▶ [Required task]: Return every line below in which "message" appears.

▶ [Stored items]:
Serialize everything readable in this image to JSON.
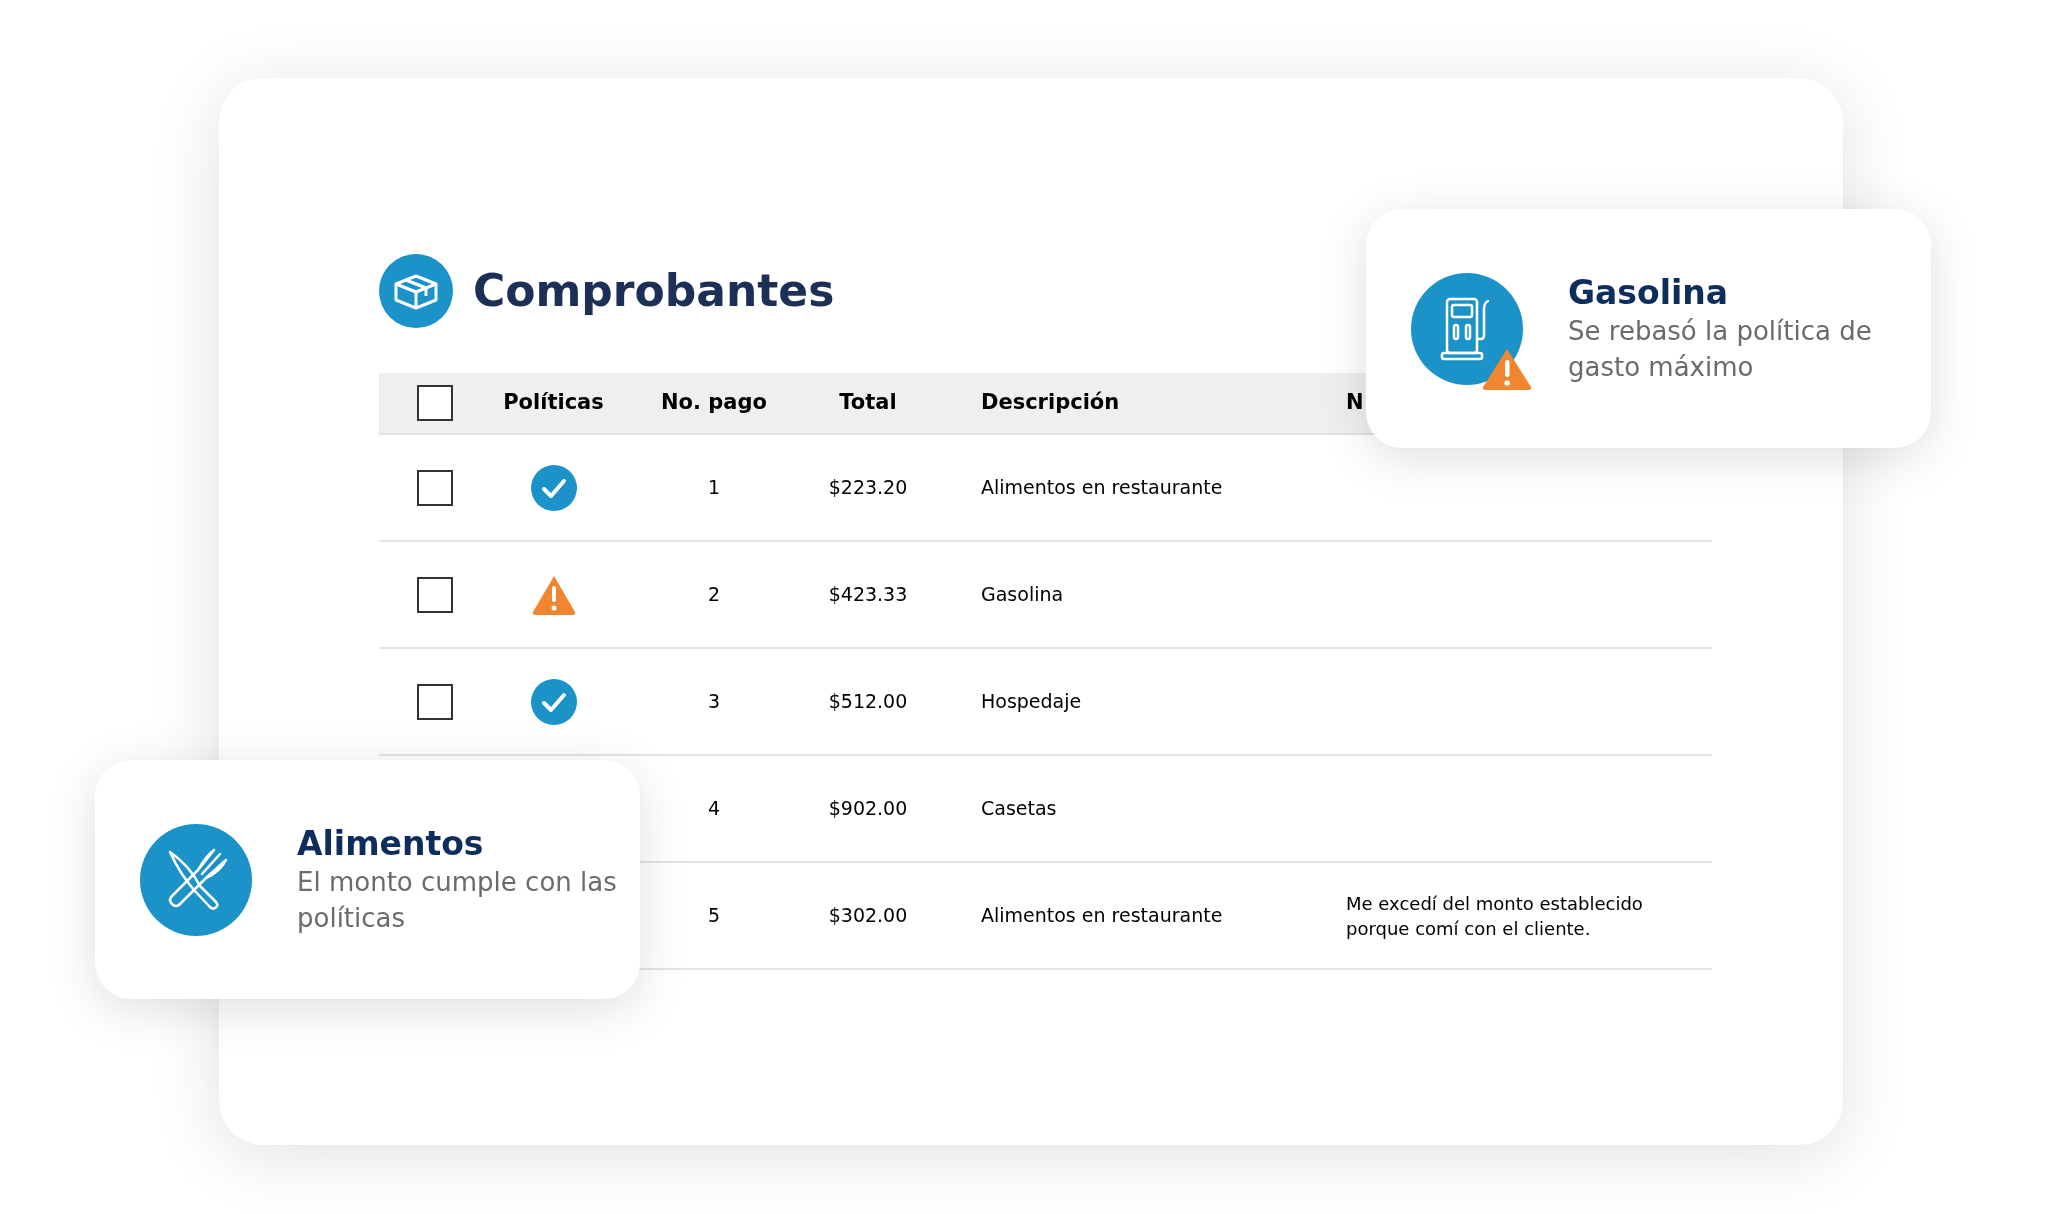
{
  "title": "Comprobantes",
  "table": {
    "select_all": {
      "checked": false
    },
    "columns": [
      "Políticas",
      "No. pago",
      "Total",
      "Descripción",
      "N"
    ],
    "rows": [
      {
        "checked": false,
        "warning": false,
        "no_pago": "1",
        "total": "$223.20",
        "descripcion": "Alimentos en restaurante"
      },
      {
        "checked": false,
        "warning": true,
        "no_pago": "2",
        "total": "$423.33",
        "descripcion": "Gasolina"
      },
      {
        "checked": false,
        "warning": false,
        "no_pago": "3",
        "total": "$512.00",
        "descripcion": "Hospedaje"
      },
      {
        "no_pago": "4",
        "total": "$902.00",
        "descripcion": "Casetas"
      },
      {
        "no_pago": "5",
        "total": "$302.00",
        "descripcion": "Alimentos en restaurante",
        "notes": "Me excedí del monto establecido porque comí con el cliente."
      }
    ]
  },
  "popups": [
    {
      "kind": "fuel",
      "warning": true,
      "title": "Gasolina",
      "message": "Se rebasó la política de gasto máximo"
    },
    {
      "kind": "food",
      "warning": false,
      "title": "Alimentos",
      "message": "El monto cumple con las políticas"
    }
  ]
}
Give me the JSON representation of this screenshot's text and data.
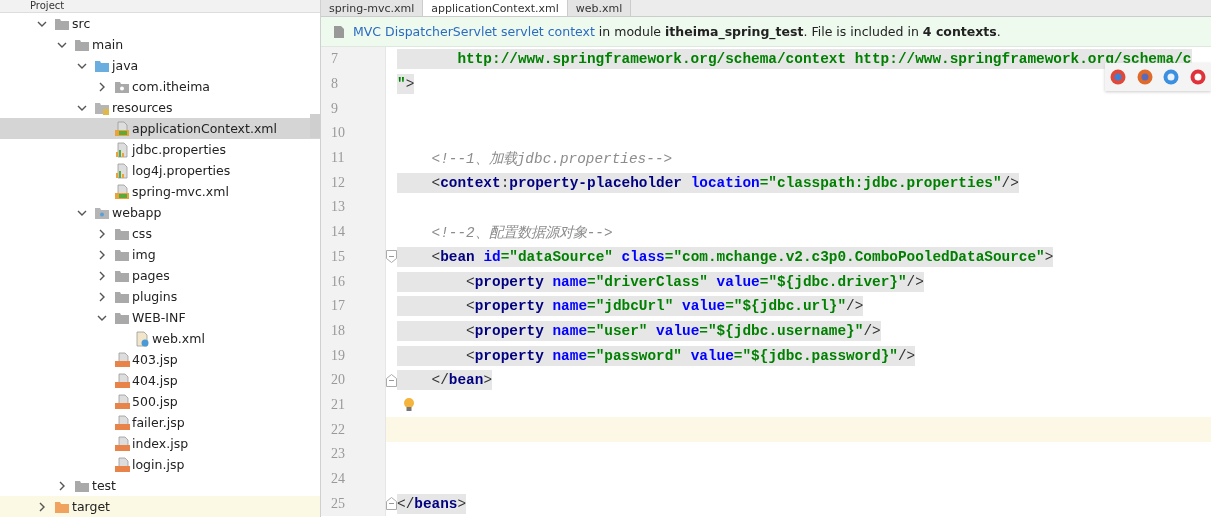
{
  "project_panel": {
    "title": "Project",
    "tree": [
      {
        "label": "src",
        "kind": "folder",
        "expanded": true,
        "selected": false,
        "highlighted": false,
        "children": [
          {
            "label": "main",
            "kind": "folder",
            "expanded": true,
            "selected": false,
            "highlighted": false,
            "children": [
              {
                "label": "java",
                "kind": "source-folder",
                "expanded": true,
                "selected": false,
                "highlighted": false,
                "children": [
                  {
                    "label": "com.itheima",
                    "kind": "package",
                    "expanded": false,
                    "selected": false,
                    "highlighted": false
                  }
                ]
              },
              {
                "label": "resources",
                "kind": "resource-folder",
                "expanded": true,
                "selected": false,
                "highlighted": false,
                "children": [
                  {
                    "label": "applicationContext.xml",
                    "kind": "spring-xml",
                    "selected": true,
                    "highlighted": false
                  },
                  {
                    "label": "jdbc.properties",
                    "kind": "properties",
                    "selected": false,
                    "highlighted": false
                  },
                  {
                    "label": "log4j.properties",
                    "kind": "properties",
                    "selected": false,
                    "highlighted": false
                  },
                  {
                    "label": "spring-mvc.xml",
                    "kind": "spring-xml",
                    "selected": false,
                    "highlighted": false
                  }
                ]
              },
              {
                "label": "webapp",
                "kind": "web-folder",
                "expanded": true,
                "selected": false,
                "highlighted": false,
                "children": [
                  {
                    "label": "css",
                    "kind": "folder",
                    "expanded": false,
                    "selected": false,
                    "highlighted": false
                  },
                  {
                    "label": "img",
                    "kind": "folder",
                    "expanded": false,
                    "selected": false,
                    "highlighted": false
                  },
                  {
                    "label": "pages",
                    "kind": "folder",
                    "expanded": false,
                    "selected": false,
                    "highlighted": false
                  },
                  {
                    "label": "plugins",
                    "kind": "folder",
                    "expanded": false,
                    "selected": false,
                    "highlighted": false
                  },
                  {
                    "label": "WEB-INF",
                    "kind": "folder",
                    "expanded": true,
                    "selected": false,
                    "highlighted": false,
                    "children": [
                      {
                        "label": "web.xml",
                        "kind": "web-xml",
                        "selected": false,
                        "highlighted": false
                      }
                    ]
                  },
                  {
                    "label": "403.jsp",
                    "kind": "jsp",
                    "selected": false,
                    "highlighted": false
                  },
                  {
                    "label": "404.jsp",
                    "kind": "jsp",
                    "selected": false,
                    "highlighted": false
                  },
                  {
                    "label": "500.jsp",
                    "kind": "jsp",
                    "selected": false,
                    "highlighted": false
                  },
                  {
                    "label": "failer.jsp",
                    "kind": "jsp",
                    "selected": false,
                    "highlighted": false
                  },
                  {
                    "label": "index.jsp",
                    "kind": "jsp",
                    "selected": false,
                    "highlighted": false
                  },
                  {
                    "label": "login.jsp",
                    "kind": "jsp",
                    "selected": false,
                    "highlighted": false
                  }
                ]
              }
            ]
          },
          {
            "label": "test",
            "kind": "folder",
            "expanded": false,
            "selected": false,
            "highlighted": false
          }
        ]
      },
      {
        "label": "target",
        "kind": "excluded-folder",
        "expanded": false,
        "selected": false,
        "highlighted": true
      }
    ]
  },
  "editor": {
    "tabs": [
      {
        "label": "spring-mvc.xml",
        "selected": false
      },
      {
        "label": "applicationContext.xml",
        "selected": true
      },
      {
        "label": "web.xml",
        "selected": false
      }
    ],
    "notification": {
      "link": "MVC DispatcherServlet servlet context",
      "text": " in module **itheima_spring_test**. File is included in **4 contexts**."
    },
    "lines": [
      {
        "number": "7",
        "highlighted": true,
        "tokens": [
          {
            "kind": "value",
            "text": "       http://www.springframework.org/schema/context http://www.springframework.org/schema/c"
          }
        ]
      },
      {
        "number": "8",
        "highlighted": true,
        "tokens": [
          {
            "kind": "value",
            "text": "\""
          },
          {
            "kind": "punct",
            "text": ">"
          }
        ]
      },
      {
        "number": "9"
      },
      {
        "number": "10"
      },
      {
        "number": "11",
        "highlighted": false,
        "tokens": [
          {
            "kind": "comment",
            "text": "    <!--1、加载jdbc.properties-->"
          }
        ]
      },
      {
        "number": "12",
        "highlighted": true,
        "tokens": [
          {
            "kind": "punct",
            "text": "    <"
          },
          {
            "kind": "tag",
            "text": "context"
          },
          {
            "kind": "punct",
            "text": ":"
          },
          {
            "kind": "tag",
            "text": "property-placeholder "
          },
          {
            "kind": "attr",
            "text": "location"
          },
          {
            "kind": "value",
            "text": "=\"classpath:jdbc.properties\""
          },
          {
            "kind": "punct",
            "text": "/>"
          }
        ]
      },
      {
        "number": "13"
      },
      {
        "number": "14",
        "highlighted": false,
        "tokens": [
          {
            "kind": "comment",
            "text": "    <!--2、配置数据源对象-->"
          }
        ]
      },
      {
        "number": "15",
        "highlighted": true,
        "fold_start": true,
        "tokens": [
          {
            "kind": "punct",
            "text": "    <"
          },
          {
            "kind": "tag",
            "text": "bean "
          },
          {
            "kind": "attr",
            "text": "id"
          },
          {
            "kind": "value",
            "text": "=\"dataSource\" "
          },
          {
            "kind": "attr",
            "text": "class"
          },
          {
            "kind": "value",
            "text": "=\"com.mchange.v2.c3p0.ComboPooledDataSource\""
          },
          {
            "kind": "punct",
            "text": ">"
          }
        ]
      },
      {
        "number": "16",
        "highlighted": true,
        "tokens": [
          {
            "kind": "punct",
            "text": "        <"
          },
          {
            "kind": "tag",
            "text": "property "
          },
          {
            "kind": "attr",
            "text": "name"
          },
          {
            "kind": "value",
            "text": "=\"driverClass\" "
          },
          {
            "kind": "attr",
            "text": "value"
          },
          {
            "kind": "value",
            "text": "=\"${jdbc.driver}\""
          },
          {
            "kind": "punct",
            "text": "/>"
          }
        ]
      },
      {
        "number": "17",
        "highlighted": true,
        "tokens": [
          {
            "kind": "punct",
            "text": "        <"
          },
          {
            "kind": "tag",
            "text": "property "
          },
          {
            "kind": "attr",
            "text": "name"
          },
          {
            "kind": "value",
            "text": "=\"jdbcUrl\" "
          },
          {
            "kind": "attr",
            "text": "value"
          },
          {
            "kind": "value",
            "text": "=\"${jdbc.url}\""
          },
          {
            "kind": "punct",
            "text": "/>"
          }
        ]
      },
      {
        "number": "18",
        "highlighted": true,
        "tokens": [
          {
            "kind": "punct",
            "text": "        <"
          },
          {
            "kind": "tag",
            "text": "property "
          },
          {
            "kind": "attr",
            "text": "name"
          },
          {
            "kind": "value",
            "text": "=\"user\" "
          },
          {
            "kind": "attr",
            "text": "value"
          },
          {
            "kind": "value",
            "text": "=\"${jdbc.username}\""
          },
          {
            "kind": "punct",
            "text": "/>"
          }
        ]
      },
      {
        "number": "19",
        "highlighted": true,
        "tokens": [
          {
            "kind": "punct",
            "text": "        <"
          },
          {
            "kind": "tag",
            "text": "property "
          },
          {
            "kind": "attr",
            "text": "name"
          },
          {
            "kind": "value",
            "text": "=\"password\" "
          },
          {
            "kind": "attr",
            "text": "value"
          },
          {
            "kind": "value",
            "text": "=\"${jdbc.password}\""
          },
          {
            "kind": "punct",
            "text": "/>"
          }
        ]
      },
      {
        "number": "20",
        "highlighted": true,
        "fold_end": true,
        "tokens": [
          {
            "kind": "punct",
            "text": "    </"
          },
          {
            "kind": "tag",
            "text": "bean"
          },
          {
            "kind": "punct",
            "text": ">"
          }
        ]
      },
      {
        "number": "21",
        "hint": true
      },
      {
        "number": "22",
        "current": true
      },
      {
        "number": "23"
      },
      {
        "number": "24"
      },
      {
        "number": "25",
        "highlighted": true,
        "fold_end": true,
        "tokens": [
          {
            "kind": "punct",
            "text": "</"
          },
          {
            "kind": "tag",
            "text": "beans"
          },
          {
            "kind": "punct",
            "text": ">"
          }
        ]
      }
    ]
  }
}
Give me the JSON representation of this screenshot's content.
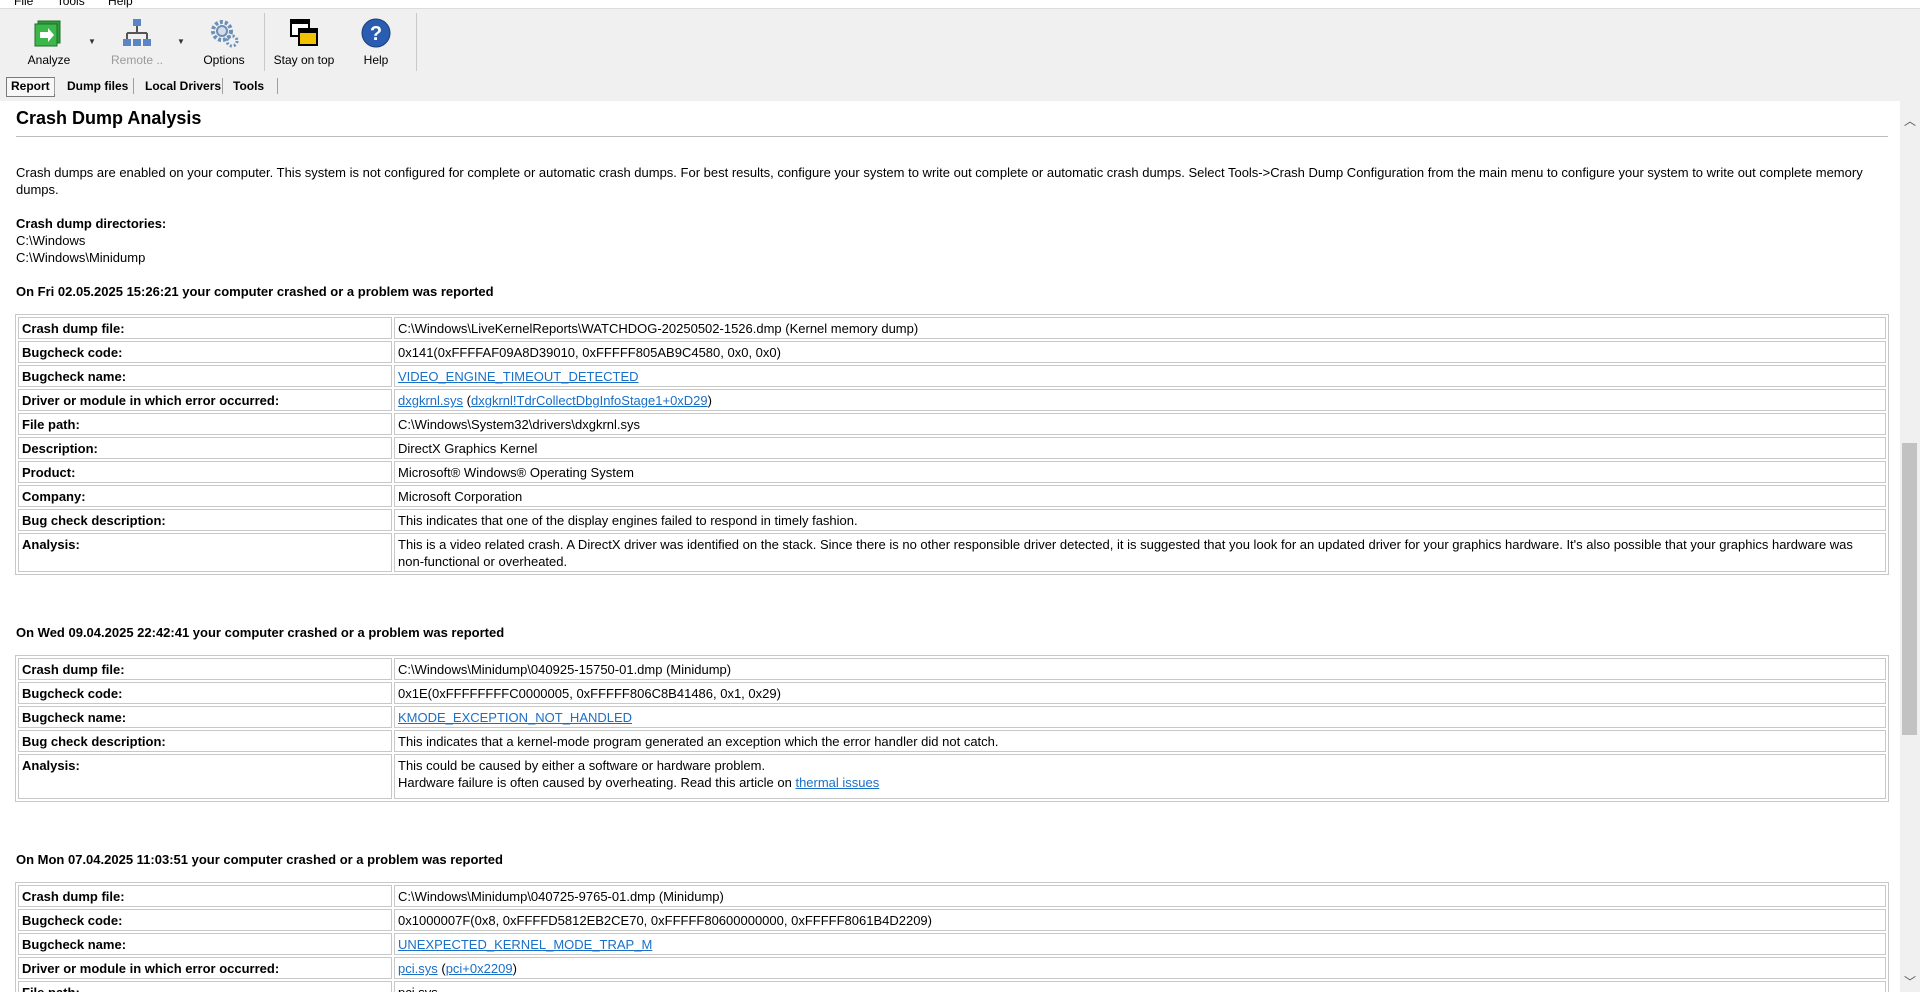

▶ [Answer for the task]:
      "message": "Se rebasó la política de gasto máximo"
      "message": "El monto cumple con las políticas"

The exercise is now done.